Collected data:
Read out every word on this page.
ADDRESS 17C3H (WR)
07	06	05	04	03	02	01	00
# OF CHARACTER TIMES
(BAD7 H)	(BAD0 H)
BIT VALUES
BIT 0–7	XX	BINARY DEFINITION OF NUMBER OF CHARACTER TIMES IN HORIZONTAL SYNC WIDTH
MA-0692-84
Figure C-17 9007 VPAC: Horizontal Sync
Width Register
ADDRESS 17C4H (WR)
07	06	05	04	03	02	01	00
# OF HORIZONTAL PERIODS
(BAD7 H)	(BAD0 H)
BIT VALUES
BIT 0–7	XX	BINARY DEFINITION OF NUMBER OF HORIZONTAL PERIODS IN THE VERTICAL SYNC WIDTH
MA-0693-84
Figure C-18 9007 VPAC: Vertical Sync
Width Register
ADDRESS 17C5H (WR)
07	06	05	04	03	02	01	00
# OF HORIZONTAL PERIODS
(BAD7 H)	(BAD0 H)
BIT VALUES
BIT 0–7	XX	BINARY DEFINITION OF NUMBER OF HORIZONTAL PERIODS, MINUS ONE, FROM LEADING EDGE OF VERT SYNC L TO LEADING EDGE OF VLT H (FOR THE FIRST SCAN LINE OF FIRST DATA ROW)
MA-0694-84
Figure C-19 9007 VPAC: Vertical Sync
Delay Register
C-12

Task statement: Examine the records and pull out every line where the string "CHARACTER" occurs.

Task answer:
# OF CHARACTER TIMES
BIT 0–7	XX	BINARY DEFINITION OF NUMBER OF CHARACTER TIMES IN HORIZONTAL SYNC WIDTH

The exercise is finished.